Brief =>
Repeat, exactly and completely, the material that follows. Omit the pictures.

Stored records
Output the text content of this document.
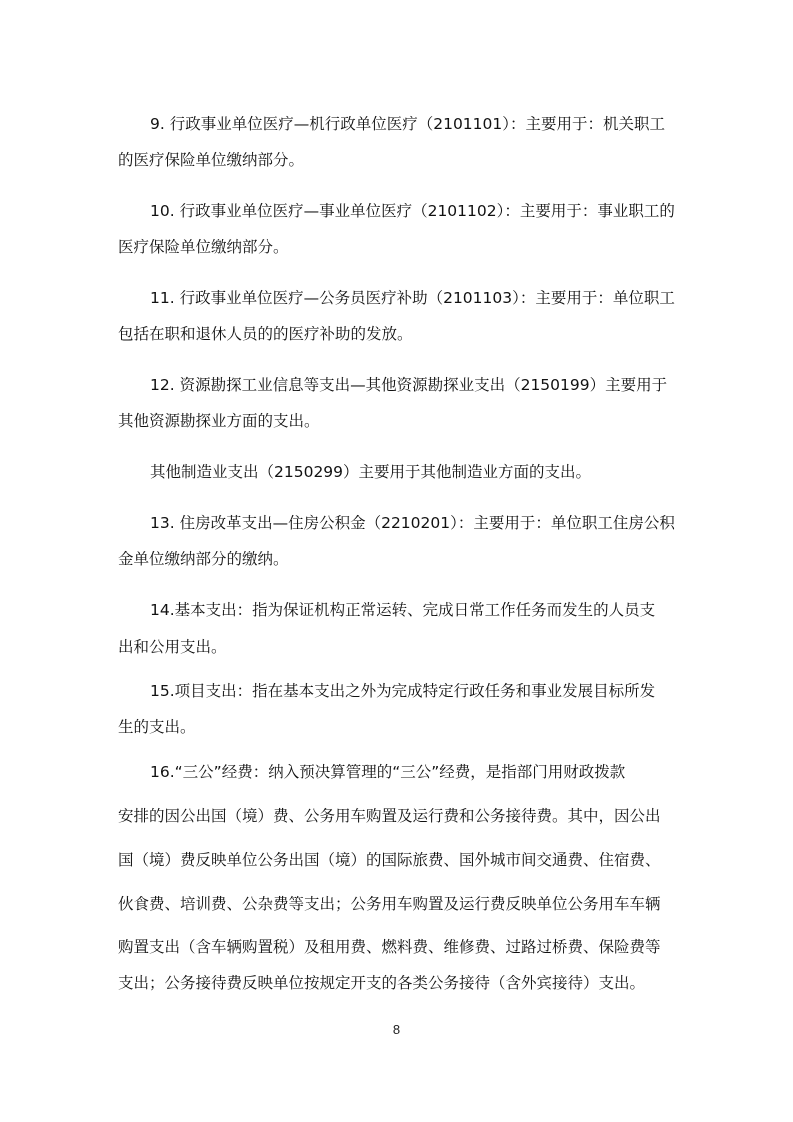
9. 行政事业单位医疗—机行政单位医疗（2101101）：主要用于：机关职工
的医疗保险单位缴纳部分。
10. 行政事业单位医疗—事业单位医疗（2101102）：主要用于：事业职工的
医疗保险单位缴纳部分。
11. 行政事业单位医疗—公务员医疗补助（2101103）：主要用于：单位职工
包括在职和退休人员的的医疗补助的发放。
12. 资源勘探工业信息等支出—其他资源勘探业支出（2150199）主要用于
其他资源勘探业方面的支出。
其他制造业支出（2150299）主要用于其他制造业方面的支出。
13. 住房改革支出—住房公积金（2210201）：主要用于：单位职工住房公积
金单位缴纳部分的缴纳。
14.基本支出：指为保证机构正常运转、完成日常工作任务而发生的人员支
出和公用支出。
15.项目支出：指在基本支出之外为完成特定行政任务和事业发展目标所发
生的支出。
16.“三公”经费：纳入预决算管理的“三公”经费，是指部门用财政拨款
安排的因公出国（境）费、公务用车购置及运行费和公务接待费。其中，因公出
国（境）费反映单位公务出国（境）的国际旅费、国外城市间交通费、住宿费、
伙食费、培训费、公杂费等支出；公务用车购置及运行费反映单位公务用车车辆
购置支出（含车辆购置税）及租用费、燃料费、维修费、过路过桥费、保险费等
支出；公务接待费反映单位按规定开支的各类公务接待（含外宾接待）支出。
8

The completed task =>
Output the text content of this document.
9. 行政事业单位医疗—机行政单位医疗（2101101）：主要用于：机关职工
的医疗保险单位缴纳部分。
10. 行政事业单位医疗—事业单位医疗（2101102）：主要用于：事业职工的
医疗保险单位缴纳部分。
11. 行政事业单位医疗—公务员医疗补助（2101103）：主要用于：单位职工
包括在职和退休人员的的医疗补助的发放。
12. 资源勘探工业信息等支出—其他资源勘探业支出（2150199）主要用于
其他资源勘探业方面的支出。
其他制造业支出（2150299）主要用于其他制造业方面的支出。
13. 住房改革支出—住房公积金（2210201）：主要用于：单位职工住房公积
金单位缴纳部分的缴纳。
14.基本支出：指为保证机构正常运转、完成日常工作任务而发生的人员支
出和公用支出。
15.项目支出：指在基本支出之外为完成特定行政任务和事业发展目标所发
生的支出。
16.“三公”经费：纳入预决算管理的“三公”经费，是指部门用财政拨款
安排的因公出国（境）费、公务用车购置及运行费和公务接待费。其中，因公出
国（境）费反映单位公务出国（境）的国际旅费、国外城市间交通费、住宿费、
伙食费、培训费、公杂费等支出；公务用车购置及运行费反映单位公务用车车辆
购置支出（含车辆购置税）及租用费、燃料费、维修费、过路过桥费、保险费等
支出；公务接待费反映单位按规定开支的各类公务接待（含外宾接待）支出。
8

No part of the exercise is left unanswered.